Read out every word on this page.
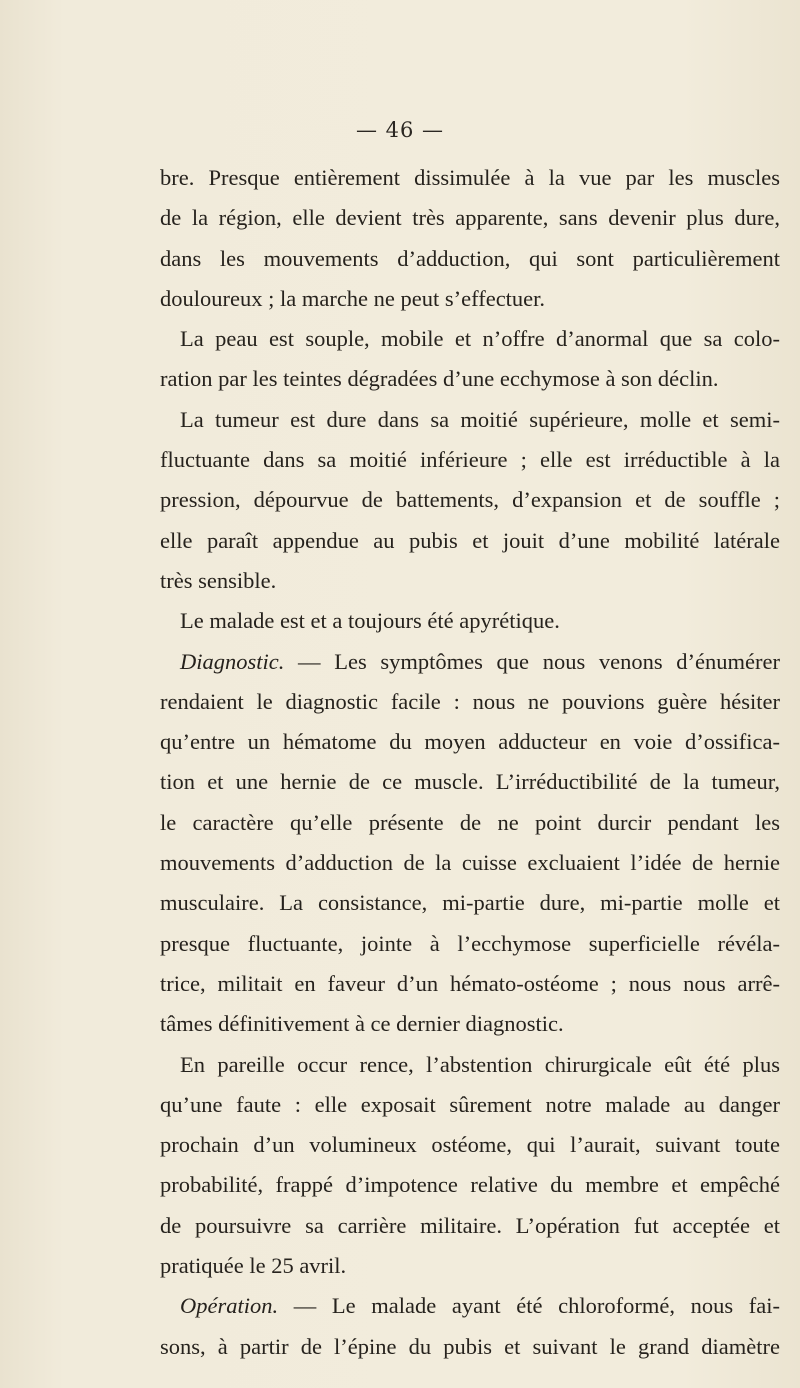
— 46 —
bre. Presque entièrement dissimulée à la vue par les muscles
de la région, elle devient très apparente, sans devenir plus dure,
dans les mouvements d’adduction, qui sont particulièrement
douloureux ; la marche ne peut s’effectuer.
La peau est souple, mobile et n’offre d’anormal que sa colo-
ration par les teintes dégradées d’une ecchymose à son déclin.
La tumeur est dure dans sa moitié supérieure, molle et semi-
fluctuante dans sa moitié inférieure ; elle est irréductible à la
pression, dépourvue de battements, d’expansion et de souffle ;
elle paraît appendue au pubis et jouit d’une mobilité latérale
très sensible.
Le malade est et a toujours été apyrétique.
Diagnostic. — Les symptômes que nous venons d’énumérer
rendaient le diagnostic facile : nous ne pouvions guère hésiter
qu’entre un hématome du moyen adducteur en voie d’ossifica-
tion et une hernie de ce muscle. L’irréductibilité de la tumeur,
le caractère qu’elle présente de ne point durcir pendant les
mouvements d’adduction de la cuisse excluaient l’idée de hernie
musculaire. La consistance, mi-partie dure, mi-partie molle et
presque fluctuante, jointe à l’ecchymose superficielle révéla-
trice, militait en faveur d’un hémato-ostéome ; nous nous arrê-
tâmes définitivement à ce dernier diagnostic.
En pareille occur rence, l’abstention chirurgicale eût été plus
qu’une faute : elle exposait sûrement notre malade au danger
prochain d’un volumineux ostéome, qui l’aurait, suivant toute
probabilité, frappé d’impotence relative du membre et empêché
de poursuivre sa carrière militaire. L’opération fut acceptée et
pratiquée le 25 avril.
Opération. — Le malade ayant été chloroformé, nous fai-
sons, à partir de l’épine du pubis et suivant le grand diamètre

════════════════════

| Goal of the exercise |
In your copy of the listing above, reproduce each line exactly and omit all pictures.

| Problem solution |
Read out every word on this page.
— 46 —
bre. Presque entièrement dissimulée à la vue par les muscles
de la région, elle devient très apparente, sans devenir plus dure,
dans les mouvements d’adduction, qui sont particulièrement
douloureux ; la marche ne peut s’effectuer.
La peau est souple, mobile et n’offre d’anormal que sa colo-
ration par les teintes dégradées d’une ecchymose à son déclin.
La tumeur est dure dans sa moitié supérieure, molle et semi-
fluctuante dans sa moitié inférieure ; elle est irréductible à la
pression, dépourvue de battements, d’expansion et de souffle ;
elle paraît appendue au pubis et jouit d’une mobilité latérale
très sensible.
Le malade est et a toujours été apyrétique.
Diagnostic. — Les symptômes que nous venons d’énumérer
rendaient le diagnostic facile : nous ne pouvions guère hésiter
qu’entre un hématome du moyen adducteur en voie d’ossifica-
tion et une hernie de ce muscle. L’irréductibilité de la tumeur,
le caractère qu’elle présente de ne point durcir pendant les
mouvements d’adduction de la cuisse excluaient l’idée de hernie
musculaire. La consistance, mi-partie dure, mi-partie molle et
presque fluctuante, jointe à l’ecchymose superficielle révéla-
trice, militait en faveur d’un hémato-ostéome ; nous nous arrê-
tâmes définitivement à ce dernier diagnostic.
En pareille occur rence, l’abstention chirurgicale eût été plus
qu’une faute : elle exposait sûrement notre malade au danger
prochain d’un volumineux ostéome, qui l’aurait, suivant toute
probabilité, frappé d’impotence relative du membre et empêché
de poursuivre sa carrière militaire. L’opération fut acceptée et
pratiquée le 25 avril.
Opération. — Le malade ayant été chloroformé, nous fai-
sons, à partir de l’épine du pubis et suivant le grand diamètre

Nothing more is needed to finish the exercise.